◆ Task brief
Keep only the lines where "legend" appears.

◆ Dataset rows
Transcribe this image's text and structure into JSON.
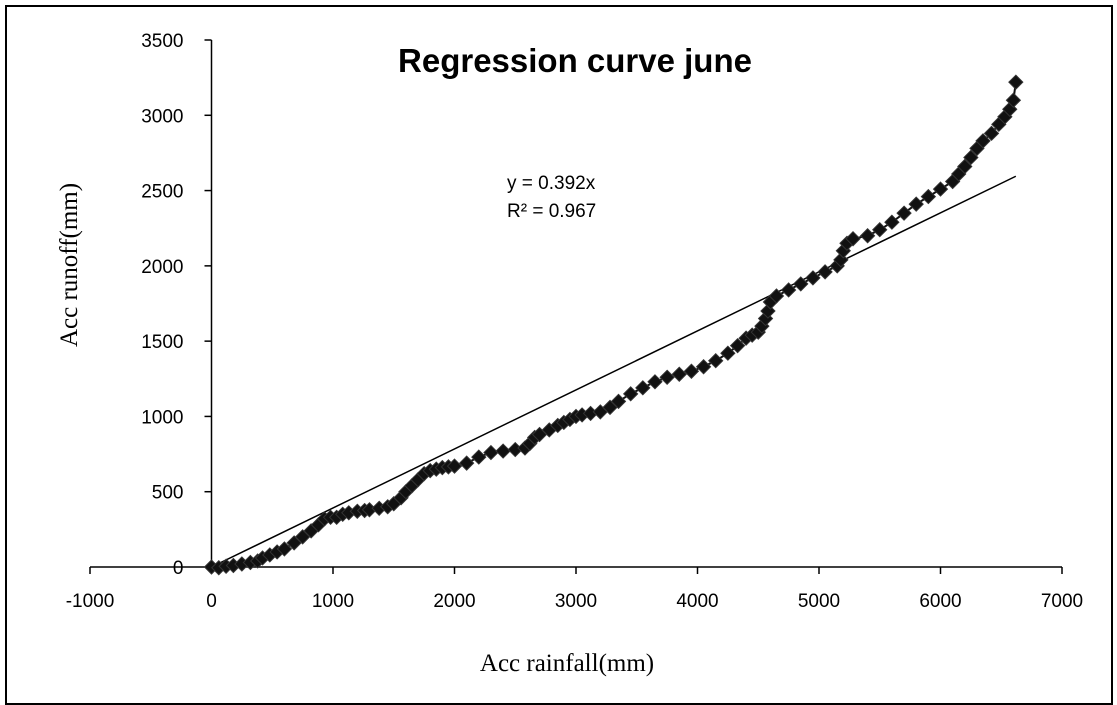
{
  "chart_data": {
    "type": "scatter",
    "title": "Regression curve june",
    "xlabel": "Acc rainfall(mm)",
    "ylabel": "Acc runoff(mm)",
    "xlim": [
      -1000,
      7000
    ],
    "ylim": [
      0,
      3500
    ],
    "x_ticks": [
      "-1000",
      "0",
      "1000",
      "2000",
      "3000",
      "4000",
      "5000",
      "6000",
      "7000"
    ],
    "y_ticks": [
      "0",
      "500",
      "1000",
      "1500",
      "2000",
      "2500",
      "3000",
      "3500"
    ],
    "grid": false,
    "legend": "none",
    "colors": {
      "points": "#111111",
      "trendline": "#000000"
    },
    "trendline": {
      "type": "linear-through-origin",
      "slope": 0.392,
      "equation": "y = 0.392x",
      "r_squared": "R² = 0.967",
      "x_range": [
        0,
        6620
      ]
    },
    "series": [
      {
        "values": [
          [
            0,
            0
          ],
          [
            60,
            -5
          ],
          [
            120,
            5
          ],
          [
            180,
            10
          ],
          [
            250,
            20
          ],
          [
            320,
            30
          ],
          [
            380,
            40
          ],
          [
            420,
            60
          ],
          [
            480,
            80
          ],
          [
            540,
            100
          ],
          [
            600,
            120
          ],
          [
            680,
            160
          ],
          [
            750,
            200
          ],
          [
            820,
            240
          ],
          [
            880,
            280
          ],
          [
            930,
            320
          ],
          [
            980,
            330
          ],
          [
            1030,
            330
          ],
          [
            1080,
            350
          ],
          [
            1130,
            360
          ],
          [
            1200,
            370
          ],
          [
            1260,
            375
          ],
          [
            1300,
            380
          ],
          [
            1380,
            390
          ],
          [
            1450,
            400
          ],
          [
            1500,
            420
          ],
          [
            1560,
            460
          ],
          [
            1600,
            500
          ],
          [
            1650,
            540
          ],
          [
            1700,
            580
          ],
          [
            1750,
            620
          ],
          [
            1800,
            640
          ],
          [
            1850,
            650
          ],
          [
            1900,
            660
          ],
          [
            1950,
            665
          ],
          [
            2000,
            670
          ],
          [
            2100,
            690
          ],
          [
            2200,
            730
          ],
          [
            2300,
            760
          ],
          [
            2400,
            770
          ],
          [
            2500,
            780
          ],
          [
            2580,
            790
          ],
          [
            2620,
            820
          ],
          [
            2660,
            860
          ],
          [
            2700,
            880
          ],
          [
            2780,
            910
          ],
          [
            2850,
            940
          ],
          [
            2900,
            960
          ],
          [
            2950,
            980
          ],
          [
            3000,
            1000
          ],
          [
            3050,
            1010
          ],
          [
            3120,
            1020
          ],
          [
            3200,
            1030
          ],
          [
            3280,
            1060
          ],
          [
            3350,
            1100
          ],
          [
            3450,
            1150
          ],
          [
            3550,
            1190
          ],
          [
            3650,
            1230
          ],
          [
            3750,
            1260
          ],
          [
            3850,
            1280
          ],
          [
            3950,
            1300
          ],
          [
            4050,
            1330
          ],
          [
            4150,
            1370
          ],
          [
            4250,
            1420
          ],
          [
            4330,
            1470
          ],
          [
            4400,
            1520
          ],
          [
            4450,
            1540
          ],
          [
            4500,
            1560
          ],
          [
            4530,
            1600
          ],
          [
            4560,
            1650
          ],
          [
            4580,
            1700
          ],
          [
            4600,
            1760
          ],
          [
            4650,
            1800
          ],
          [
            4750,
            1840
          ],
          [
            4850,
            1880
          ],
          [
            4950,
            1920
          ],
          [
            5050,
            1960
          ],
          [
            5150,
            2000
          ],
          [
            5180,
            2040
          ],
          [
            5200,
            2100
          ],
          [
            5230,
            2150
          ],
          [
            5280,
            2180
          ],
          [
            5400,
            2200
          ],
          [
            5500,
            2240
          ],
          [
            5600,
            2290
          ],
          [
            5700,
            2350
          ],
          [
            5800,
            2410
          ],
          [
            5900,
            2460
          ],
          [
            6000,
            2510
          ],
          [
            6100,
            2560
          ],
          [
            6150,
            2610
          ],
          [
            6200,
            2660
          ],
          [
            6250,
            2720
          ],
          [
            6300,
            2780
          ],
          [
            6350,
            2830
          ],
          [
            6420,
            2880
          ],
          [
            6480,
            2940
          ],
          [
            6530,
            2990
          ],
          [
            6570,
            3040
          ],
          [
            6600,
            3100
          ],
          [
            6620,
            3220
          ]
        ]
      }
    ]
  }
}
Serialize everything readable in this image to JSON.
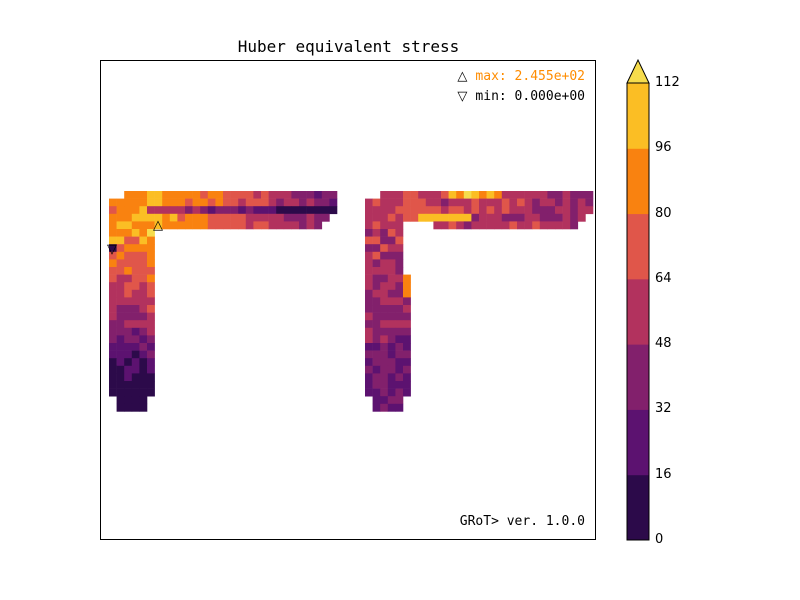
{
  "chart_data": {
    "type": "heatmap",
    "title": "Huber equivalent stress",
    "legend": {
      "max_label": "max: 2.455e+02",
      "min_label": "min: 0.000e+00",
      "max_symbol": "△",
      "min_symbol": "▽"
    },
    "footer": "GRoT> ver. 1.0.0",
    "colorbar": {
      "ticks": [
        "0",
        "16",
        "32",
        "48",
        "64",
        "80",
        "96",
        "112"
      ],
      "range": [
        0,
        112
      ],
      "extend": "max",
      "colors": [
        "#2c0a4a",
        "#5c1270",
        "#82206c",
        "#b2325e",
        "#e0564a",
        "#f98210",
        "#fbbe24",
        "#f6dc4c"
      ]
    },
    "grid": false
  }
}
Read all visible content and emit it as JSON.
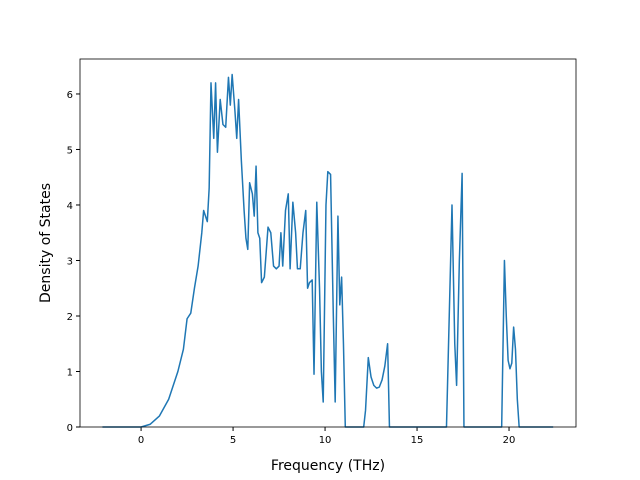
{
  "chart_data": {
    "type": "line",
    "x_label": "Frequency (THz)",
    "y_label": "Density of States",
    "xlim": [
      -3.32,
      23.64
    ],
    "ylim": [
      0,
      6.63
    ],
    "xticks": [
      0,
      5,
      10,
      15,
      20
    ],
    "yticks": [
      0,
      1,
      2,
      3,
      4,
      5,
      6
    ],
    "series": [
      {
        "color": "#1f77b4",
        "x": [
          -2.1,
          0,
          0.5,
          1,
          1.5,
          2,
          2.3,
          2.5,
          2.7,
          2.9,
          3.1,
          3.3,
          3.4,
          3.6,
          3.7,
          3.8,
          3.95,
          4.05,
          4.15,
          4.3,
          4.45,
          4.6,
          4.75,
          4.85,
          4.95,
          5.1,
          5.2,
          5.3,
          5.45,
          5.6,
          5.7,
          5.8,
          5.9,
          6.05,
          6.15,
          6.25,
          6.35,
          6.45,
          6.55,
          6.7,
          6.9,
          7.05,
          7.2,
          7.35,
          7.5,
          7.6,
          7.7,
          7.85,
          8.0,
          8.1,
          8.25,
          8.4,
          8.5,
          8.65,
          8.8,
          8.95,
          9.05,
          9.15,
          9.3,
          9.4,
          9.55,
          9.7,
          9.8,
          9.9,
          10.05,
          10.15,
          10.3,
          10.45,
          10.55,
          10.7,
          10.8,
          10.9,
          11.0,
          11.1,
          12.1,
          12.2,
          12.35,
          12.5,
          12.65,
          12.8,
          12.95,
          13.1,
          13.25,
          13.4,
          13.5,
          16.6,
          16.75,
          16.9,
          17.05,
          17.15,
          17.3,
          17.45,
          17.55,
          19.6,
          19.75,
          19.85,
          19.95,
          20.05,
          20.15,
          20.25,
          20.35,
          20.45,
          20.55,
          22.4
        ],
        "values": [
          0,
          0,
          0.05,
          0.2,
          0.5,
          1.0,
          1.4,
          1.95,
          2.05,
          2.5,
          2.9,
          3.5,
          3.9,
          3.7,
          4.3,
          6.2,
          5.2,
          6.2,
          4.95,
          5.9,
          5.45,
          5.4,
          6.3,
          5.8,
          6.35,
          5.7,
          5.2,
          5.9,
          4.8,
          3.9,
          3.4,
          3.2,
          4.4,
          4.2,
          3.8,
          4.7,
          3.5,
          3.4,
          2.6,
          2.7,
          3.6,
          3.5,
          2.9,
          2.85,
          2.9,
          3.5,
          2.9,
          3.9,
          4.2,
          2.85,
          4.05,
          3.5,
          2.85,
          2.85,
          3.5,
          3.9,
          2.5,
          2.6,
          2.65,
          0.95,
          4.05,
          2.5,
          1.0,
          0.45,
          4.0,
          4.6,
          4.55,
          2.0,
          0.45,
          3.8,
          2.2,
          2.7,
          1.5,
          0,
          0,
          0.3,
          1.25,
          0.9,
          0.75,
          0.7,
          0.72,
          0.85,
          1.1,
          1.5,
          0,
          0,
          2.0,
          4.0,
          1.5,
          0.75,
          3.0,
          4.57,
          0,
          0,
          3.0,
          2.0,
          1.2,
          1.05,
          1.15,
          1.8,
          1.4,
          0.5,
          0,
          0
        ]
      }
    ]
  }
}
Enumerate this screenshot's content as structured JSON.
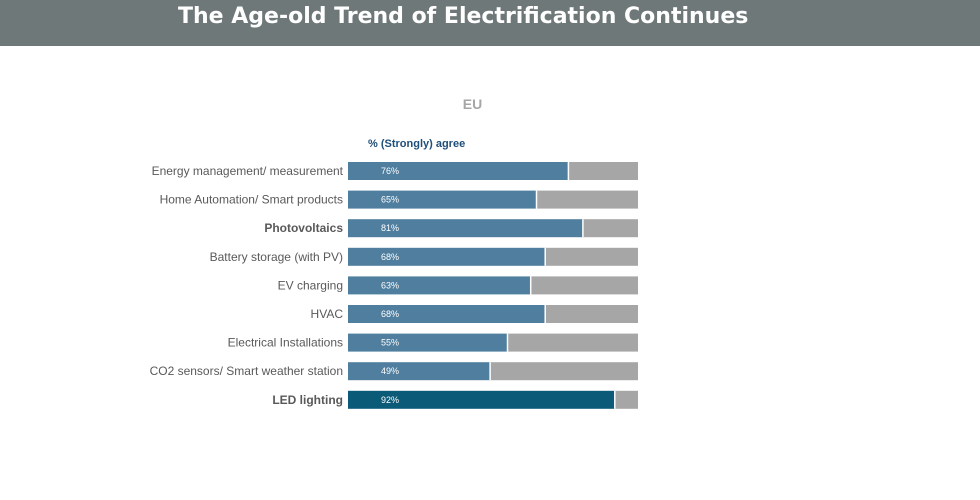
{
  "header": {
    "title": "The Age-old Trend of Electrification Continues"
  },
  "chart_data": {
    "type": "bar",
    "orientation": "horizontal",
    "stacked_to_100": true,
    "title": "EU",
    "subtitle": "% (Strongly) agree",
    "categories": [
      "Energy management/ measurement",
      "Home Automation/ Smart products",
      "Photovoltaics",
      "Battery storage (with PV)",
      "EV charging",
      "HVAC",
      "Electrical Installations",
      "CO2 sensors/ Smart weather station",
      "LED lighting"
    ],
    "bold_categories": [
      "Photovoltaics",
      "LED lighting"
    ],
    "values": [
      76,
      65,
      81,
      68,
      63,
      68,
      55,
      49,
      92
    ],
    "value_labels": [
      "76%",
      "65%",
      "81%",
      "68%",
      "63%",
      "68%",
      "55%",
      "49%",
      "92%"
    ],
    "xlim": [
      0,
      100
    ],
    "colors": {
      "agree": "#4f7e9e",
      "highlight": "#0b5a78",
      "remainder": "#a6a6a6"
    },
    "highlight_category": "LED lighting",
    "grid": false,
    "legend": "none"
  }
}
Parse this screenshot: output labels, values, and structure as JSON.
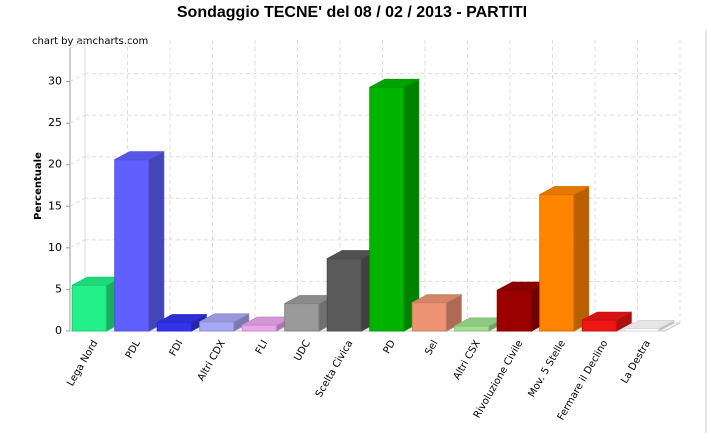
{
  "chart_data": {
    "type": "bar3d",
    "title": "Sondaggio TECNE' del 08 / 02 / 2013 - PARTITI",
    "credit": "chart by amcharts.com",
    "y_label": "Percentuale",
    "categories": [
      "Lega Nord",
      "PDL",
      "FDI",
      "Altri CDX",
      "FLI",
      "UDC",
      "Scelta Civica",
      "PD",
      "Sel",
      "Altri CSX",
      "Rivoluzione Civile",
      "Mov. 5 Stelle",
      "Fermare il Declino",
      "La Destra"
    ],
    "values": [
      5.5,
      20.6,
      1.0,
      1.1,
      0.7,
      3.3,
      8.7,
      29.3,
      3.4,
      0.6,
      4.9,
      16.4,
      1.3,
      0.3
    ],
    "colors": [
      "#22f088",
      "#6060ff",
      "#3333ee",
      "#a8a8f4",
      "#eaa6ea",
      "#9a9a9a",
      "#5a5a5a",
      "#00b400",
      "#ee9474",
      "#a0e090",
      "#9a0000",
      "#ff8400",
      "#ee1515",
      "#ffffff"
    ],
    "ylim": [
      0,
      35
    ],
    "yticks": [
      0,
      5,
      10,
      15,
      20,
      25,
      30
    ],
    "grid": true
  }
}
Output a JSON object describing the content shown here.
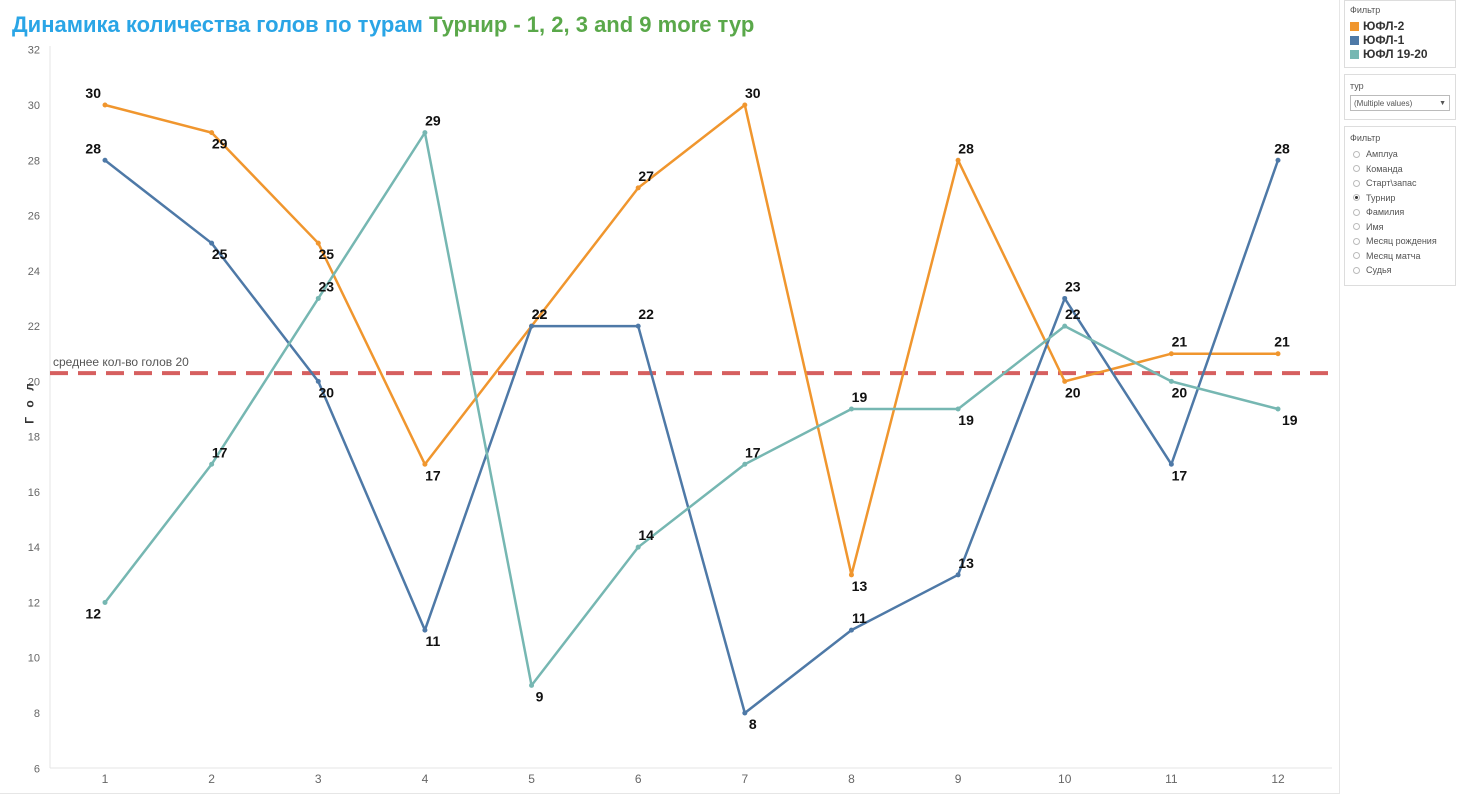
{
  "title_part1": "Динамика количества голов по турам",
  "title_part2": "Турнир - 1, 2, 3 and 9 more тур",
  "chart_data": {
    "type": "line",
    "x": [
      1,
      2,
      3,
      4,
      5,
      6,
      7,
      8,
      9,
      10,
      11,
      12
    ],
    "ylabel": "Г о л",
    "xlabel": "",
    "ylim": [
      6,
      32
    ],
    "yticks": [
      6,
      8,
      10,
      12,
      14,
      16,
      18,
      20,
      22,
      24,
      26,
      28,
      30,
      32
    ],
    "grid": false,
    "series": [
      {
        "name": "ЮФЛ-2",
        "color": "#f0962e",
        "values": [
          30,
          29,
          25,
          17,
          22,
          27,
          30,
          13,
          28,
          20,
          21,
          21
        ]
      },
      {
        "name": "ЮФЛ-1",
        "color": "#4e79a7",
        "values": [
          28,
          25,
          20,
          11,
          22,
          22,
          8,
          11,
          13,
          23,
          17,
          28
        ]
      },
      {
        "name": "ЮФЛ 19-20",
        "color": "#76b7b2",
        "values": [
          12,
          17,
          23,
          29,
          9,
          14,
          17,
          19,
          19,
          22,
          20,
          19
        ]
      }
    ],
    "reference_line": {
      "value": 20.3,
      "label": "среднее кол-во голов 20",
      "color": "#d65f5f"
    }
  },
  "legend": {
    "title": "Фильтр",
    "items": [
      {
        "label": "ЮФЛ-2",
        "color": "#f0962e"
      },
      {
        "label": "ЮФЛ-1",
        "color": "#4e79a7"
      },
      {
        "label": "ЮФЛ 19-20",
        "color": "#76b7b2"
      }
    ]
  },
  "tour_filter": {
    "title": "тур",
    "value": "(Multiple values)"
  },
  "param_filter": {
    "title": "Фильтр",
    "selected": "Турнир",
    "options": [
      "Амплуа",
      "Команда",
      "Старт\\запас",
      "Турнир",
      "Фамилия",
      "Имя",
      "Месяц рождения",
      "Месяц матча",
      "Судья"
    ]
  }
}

◆ Exercise answer
    "legend": "none",
    "legend": {
    "legend": "none"
  "legend": {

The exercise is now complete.